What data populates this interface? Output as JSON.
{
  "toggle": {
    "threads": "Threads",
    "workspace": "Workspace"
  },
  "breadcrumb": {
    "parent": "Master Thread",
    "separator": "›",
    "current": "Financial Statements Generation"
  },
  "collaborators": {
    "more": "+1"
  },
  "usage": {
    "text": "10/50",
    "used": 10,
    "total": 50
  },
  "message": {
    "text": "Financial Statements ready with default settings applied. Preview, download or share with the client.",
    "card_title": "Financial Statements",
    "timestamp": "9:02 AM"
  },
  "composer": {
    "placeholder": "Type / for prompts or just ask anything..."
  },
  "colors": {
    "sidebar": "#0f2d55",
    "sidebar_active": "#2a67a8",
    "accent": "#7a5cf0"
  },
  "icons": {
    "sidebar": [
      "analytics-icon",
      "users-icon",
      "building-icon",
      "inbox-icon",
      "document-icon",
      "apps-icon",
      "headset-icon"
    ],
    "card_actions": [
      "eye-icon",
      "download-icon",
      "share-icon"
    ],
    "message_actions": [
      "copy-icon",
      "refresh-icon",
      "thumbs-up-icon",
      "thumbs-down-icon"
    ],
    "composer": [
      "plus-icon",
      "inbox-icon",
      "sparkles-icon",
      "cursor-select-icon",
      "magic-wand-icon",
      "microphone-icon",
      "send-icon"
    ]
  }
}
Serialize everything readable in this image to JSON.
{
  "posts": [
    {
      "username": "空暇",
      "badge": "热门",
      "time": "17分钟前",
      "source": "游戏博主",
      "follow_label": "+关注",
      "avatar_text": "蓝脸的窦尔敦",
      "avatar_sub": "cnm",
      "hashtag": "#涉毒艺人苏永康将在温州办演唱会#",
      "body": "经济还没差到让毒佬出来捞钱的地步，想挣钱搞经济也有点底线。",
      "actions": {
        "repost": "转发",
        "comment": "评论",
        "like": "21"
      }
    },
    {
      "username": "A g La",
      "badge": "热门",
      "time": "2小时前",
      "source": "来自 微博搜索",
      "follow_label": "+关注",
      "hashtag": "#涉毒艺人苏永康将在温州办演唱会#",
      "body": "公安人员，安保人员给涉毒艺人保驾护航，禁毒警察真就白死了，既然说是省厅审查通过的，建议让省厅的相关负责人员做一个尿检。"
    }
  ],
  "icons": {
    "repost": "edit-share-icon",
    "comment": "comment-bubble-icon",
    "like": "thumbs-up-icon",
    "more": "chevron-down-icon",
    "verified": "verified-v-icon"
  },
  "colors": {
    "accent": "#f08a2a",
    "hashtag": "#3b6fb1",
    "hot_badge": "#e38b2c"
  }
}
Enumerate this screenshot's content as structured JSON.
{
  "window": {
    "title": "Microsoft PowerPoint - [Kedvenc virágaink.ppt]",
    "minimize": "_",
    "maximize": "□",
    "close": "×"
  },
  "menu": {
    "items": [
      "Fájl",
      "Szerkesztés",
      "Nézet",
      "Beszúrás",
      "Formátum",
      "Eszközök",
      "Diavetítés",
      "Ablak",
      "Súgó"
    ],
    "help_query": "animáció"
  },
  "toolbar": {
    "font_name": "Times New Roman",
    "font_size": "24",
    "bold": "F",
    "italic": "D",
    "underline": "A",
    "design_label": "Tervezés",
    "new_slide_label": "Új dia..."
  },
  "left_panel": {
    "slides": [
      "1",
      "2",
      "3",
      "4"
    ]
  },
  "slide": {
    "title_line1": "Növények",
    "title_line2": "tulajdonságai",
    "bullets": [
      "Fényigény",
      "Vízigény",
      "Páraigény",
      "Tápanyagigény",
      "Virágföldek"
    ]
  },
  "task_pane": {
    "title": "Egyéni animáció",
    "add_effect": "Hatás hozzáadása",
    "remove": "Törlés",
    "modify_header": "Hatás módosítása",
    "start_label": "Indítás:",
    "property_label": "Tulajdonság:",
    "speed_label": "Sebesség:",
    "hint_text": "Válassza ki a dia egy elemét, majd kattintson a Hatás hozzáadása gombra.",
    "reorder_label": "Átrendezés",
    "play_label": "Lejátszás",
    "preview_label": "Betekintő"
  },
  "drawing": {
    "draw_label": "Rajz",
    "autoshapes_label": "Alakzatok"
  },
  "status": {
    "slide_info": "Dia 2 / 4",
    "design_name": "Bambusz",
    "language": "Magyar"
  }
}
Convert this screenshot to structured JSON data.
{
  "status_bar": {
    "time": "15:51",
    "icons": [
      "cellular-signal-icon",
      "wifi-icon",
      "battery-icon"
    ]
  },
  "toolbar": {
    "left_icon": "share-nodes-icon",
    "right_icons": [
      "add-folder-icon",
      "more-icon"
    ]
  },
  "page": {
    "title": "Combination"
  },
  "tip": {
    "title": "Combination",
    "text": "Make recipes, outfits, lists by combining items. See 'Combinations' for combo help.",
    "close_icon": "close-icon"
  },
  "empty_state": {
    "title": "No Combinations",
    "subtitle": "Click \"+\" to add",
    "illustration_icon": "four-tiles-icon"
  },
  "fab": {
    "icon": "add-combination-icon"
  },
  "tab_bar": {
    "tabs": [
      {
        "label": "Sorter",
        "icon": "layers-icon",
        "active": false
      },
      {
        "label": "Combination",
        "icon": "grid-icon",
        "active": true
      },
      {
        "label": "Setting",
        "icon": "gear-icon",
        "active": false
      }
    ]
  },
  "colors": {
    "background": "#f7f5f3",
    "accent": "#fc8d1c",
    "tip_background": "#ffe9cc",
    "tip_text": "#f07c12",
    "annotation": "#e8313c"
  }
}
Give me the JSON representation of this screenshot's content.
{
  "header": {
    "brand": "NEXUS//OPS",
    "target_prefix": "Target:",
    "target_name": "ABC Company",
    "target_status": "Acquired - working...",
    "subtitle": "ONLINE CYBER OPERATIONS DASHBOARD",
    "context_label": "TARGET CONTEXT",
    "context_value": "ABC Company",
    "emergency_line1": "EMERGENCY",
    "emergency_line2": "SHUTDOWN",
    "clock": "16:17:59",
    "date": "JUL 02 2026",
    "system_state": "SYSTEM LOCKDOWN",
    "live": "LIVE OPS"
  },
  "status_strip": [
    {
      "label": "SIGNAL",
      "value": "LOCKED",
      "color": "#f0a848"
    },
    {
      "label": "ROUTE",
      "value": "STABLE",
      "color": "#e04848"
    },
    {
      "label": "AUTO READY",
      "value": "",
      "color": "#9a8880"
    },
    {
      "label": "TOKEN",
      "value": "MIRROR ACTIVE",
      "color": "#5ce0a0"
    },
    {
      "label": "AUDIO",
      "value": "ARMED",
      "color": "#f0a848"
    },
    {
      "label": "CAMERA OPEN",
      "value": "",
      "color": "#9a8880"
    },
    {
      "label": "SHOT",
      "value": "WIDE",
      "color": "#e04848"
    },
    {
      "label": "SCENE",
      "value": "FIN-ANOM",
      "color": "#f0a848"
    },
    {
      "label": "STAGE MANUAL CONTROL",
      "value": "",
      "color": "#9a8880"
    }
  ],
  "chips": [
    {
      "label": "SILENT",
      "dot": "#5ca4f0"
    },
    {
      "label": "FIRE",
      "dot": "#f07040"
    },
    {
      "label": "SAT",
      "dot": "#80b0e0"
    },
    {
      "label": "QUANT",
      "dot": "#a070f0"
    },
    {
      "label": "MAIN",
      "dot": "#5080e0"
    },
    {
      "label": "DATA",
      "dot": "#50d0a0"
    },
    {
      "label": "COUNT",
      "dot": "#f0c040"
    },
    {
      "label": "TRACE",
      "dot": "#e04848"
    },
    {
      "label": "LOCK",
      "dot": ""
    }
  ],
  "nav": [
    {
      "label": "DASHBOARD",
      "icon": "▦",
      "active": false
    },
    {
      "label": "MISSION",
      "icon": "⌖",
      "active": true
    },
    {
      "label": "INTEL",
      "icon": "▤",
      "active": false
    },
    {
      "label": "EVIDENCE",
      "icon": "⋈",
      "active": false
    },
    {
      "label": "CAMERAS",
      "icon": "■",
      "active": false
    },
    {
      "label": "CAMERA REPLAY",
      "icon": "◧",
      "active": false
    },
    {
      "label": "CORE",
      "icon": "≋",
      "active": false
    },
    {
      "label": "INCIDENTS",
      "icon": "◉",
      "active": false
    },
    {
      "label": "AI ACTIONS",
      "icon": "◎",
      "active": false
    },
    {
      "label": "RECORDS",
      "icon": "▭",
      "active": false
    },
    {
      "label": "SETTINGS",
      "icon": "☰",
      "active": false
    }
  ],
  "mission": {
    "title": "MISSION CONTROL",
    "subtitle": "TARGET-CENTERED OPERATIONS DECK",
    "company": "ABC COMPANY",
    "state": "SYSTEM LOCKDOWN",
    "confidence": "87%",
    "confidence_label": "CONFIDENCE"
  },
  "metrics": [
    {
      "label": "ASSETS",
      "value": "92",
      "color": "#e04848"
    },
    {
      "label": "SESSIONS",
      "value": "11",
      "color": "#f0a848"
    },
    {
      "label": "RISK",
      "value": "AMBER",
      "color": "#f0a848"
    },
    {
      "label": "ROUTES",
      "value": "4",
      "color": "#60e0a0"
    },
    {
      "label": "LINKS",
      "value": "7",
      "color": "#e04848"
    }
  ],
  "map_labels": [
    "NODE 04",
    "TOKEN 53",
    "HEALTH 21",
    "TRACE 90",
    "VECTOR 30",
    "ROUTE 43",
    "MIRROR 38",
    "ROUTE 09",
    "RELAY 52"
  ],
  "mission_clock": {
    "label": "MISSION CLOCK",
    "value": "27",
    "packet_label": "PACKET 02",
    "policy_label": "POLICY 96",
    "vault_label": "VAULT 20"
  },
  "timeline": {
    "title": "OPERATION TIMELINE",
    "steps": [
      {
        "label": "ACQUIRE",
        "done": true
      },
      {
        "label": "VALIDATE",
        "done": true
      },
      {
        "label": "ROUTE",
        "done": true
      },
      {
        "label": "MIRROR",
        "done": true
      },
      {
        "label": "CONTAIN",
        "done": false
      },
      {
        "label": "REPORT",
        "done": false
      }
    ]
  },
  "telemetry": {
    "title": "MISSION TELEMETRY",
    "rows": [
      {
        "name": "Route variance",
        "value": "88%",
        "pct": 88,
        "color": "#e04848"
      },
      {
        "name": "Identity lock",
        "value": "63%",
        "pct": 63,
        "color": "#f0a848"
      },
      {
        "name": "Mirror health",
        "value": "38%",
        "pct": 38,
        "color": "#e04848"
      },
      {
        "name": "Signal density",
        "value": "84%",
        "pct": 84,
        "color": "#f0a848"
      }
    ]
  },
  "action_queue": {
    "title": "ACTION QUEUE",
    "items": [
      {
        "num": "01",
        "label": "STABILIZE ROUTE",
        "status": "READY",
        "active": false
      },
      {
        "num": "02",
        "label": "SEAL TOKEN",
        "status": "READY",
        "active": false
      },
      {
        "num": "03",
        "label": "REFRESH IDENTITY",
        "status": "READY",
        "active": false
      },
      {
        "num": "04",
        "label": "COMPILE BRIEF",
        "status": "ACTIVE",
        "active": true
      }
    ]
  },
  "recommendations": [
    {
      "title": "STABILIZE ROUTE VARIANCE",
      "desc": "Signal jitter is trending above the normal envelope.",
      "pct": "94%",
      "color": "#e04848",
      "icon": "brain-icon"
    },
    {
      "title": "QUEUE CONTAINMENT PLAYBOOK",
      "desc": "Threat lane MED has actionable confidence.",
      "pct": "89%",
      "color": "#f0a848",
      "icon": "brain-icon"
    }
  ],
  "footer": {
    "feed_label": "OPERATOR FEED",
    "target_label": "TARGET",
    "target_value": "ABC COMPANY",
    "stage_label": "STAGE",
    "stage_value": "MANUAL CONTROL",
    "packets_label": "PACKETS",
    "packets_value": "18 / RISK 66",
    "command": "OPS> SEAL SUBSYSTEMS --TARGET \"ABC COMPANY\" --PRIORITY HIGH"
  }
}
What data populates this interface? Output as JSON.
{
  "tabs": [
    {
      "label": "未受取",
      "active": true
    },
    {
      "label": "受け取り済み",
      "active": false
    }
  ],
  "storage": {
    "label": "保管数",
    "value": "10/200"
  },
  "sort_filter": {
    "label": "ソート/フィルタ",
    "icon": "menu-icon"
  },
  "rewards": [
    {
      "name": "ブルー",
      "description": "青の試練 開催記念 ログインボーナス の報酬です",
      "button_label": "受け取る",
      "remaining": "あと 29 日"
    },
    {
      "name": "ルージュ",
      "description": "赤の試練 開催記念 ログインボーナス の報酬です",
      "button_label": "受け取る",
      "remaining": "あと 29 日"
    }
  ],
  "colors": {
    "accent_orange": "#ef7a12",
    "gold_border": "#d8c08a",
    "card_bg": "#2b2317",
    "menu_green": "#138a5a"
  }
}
* * * *
EXERCISE:
From the entries above, return each line with the word "OPERATIONS" in it.

THE RESULT:
    "subtitle": "ONLINE CYBER OPERATIONS DASHBOARD",
    "subtitle": "TARGET-CENTERED OPERATIONS DECK",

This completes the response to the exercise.